## ITEMS

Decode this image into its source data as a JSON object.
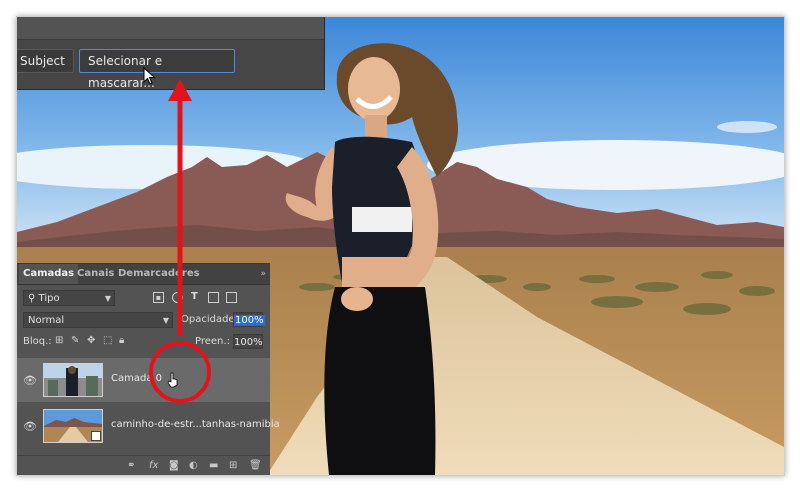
{
  "options_bar": {
    "subject_label": "Subject",
    "select_mask_label": "Selecionar e mascarar..."
  },
  "layers_panel": {
    "tabs": [
      {
        "label": "Camadas",
        "active": true
      },
      {
        "label": "Canais",
        "active": false
      },
      {
        "label": "Demarcadores",
        "active": false
      }
    ],
    "menu_icon": "»",
    "filter_type": "Tipo",
    "blend_mode": "Normal",
    "opacity_label": "Opacidade:",
    "opacity_value": "100%",
    "lock_label": "Bloq.:",
    "fill_label": "Preen.:",
    "fill_value": "100%",
    "layers": [
      {
        "name": "Camada 0",
        "selected": true
      },
      {
        "name": "caminho-de-estr...tanhas-namibia",
        "selected": false
      }
    ]
  },
  "colors": {
    "panel_bg": "#535353",
    "highlight_blue": "#2a6cd4",
    "annotation_red": "#e4131b"
  }
}
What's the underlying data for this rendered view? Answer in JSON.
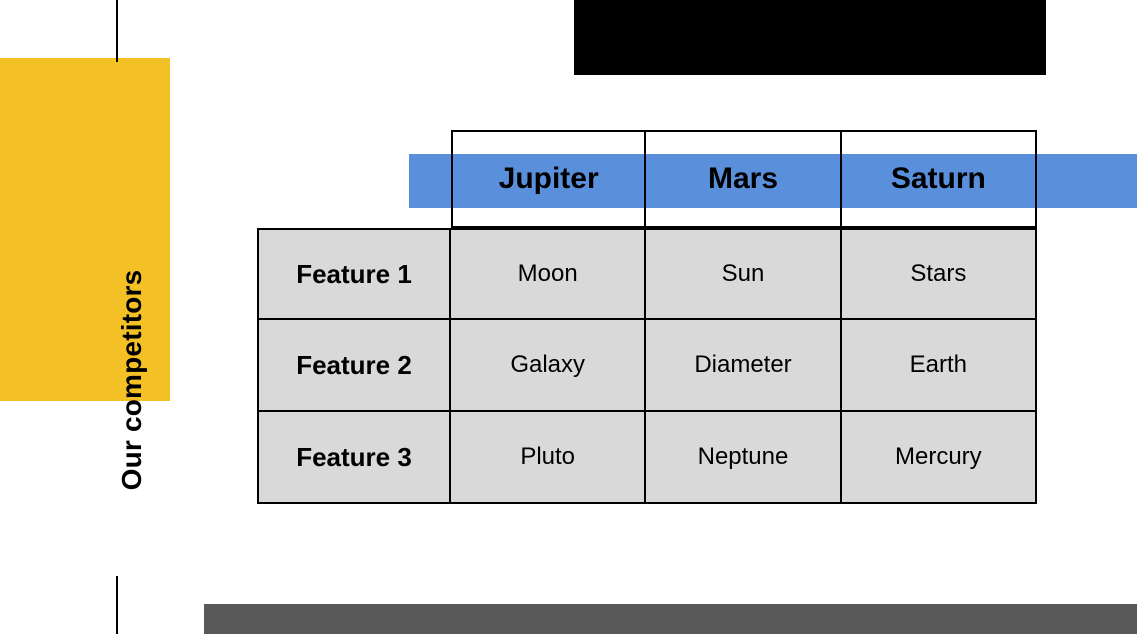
{
  "title": "Our competitors",
  "colors": {
    "accent_blue": "#5a8fdc",
    "accent_yellow": "#f3c026",
    "gray": "#595959",
    "cell_bg": "#d9d9d9",
    "black": "#000000"
  },
  "table": {
    "columns": [
      "Jupiter",
      "Mars",
      "Saturn"
    ],
    "rows": [
      {
        "feature": "Feature 1",
        "values": [
          "Moon",
          "Sun",
          "Stars"
        ]
      },
      {
        "feature": "Feature 2",
        "values": [
          "Galaxy",
          "Diameter",
          "Earth"
        ]
      },
      {
        "feature": "Feature 3",
        "values": [
          "Pluto",
          "Neptune",
          "Mercury"
        ]
      }
    ]
  },
  "chart_data": {
    "type": "table",
    "title": "Our competitors",
    "columns": [
      "",
      "Jupiter",
      "Mars",
      "Saturn"
    ],
    "rows": [
      [
        "Feature 1",
        "Moon",
        "Sun",
        "Stars"
      ],
      [
        "Feature 2",
        "Galaxy",
        "Diameter",
        "Earth"
      ],
      [
        "Feature 3",
        "Pluto",
        "Neptune",
        "Mercury"
      ]
    ]
  }
}
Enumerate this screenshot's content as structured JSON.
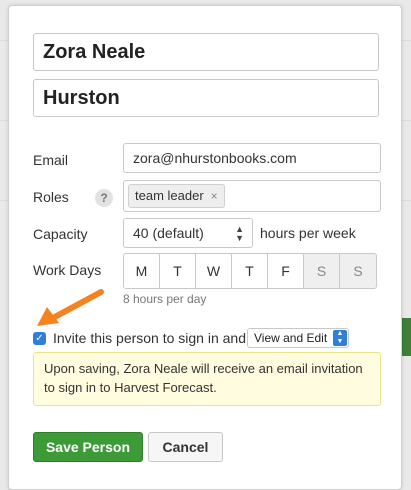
{
  "form": {
    "first_name": "Zora Neale",
    "last_name": "Hurston",
    "email_label": "Email",
    "email_value": "zora@nhurstonbooks.com",
    "roles_label": "Roles",
    "roles_help": "?",
    "role_tag": "team leader",
    "role_remove": "×",
    "capacity_label": "Capacity",
    "capacity_value": "40 (default)",
    "capacity_suffix": "hours per week",
    "workdays_label": "Work Days",
    "days": [
      "M",
      "T",
      "W",
      "T",
      "F",
      "S",
      "S"
    ],
    "workdays_hint": "8 hours per day",
    "invite_label": "Invite this person to sign in and",
    "permission_value": "View and Edit",
    "notice": "Upon saving, Zora Neale will receive an email invitation to sign in to Harvest Forecast."
  },
  "buttons": {
    "save": "Save Person",
    "cancel": "Cancel"
  },
  "colors": {
    "primary_green": "#3d9b37",
    "accent_blue": "#2f7ed8",
    "arrow_orange": "#f5821f",
    "notice_bg": "#fffce0"
  }
}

## AIM
What is the number of lines in the records that contain the string "hours"? Give only that number.

## THE RESPONSE
2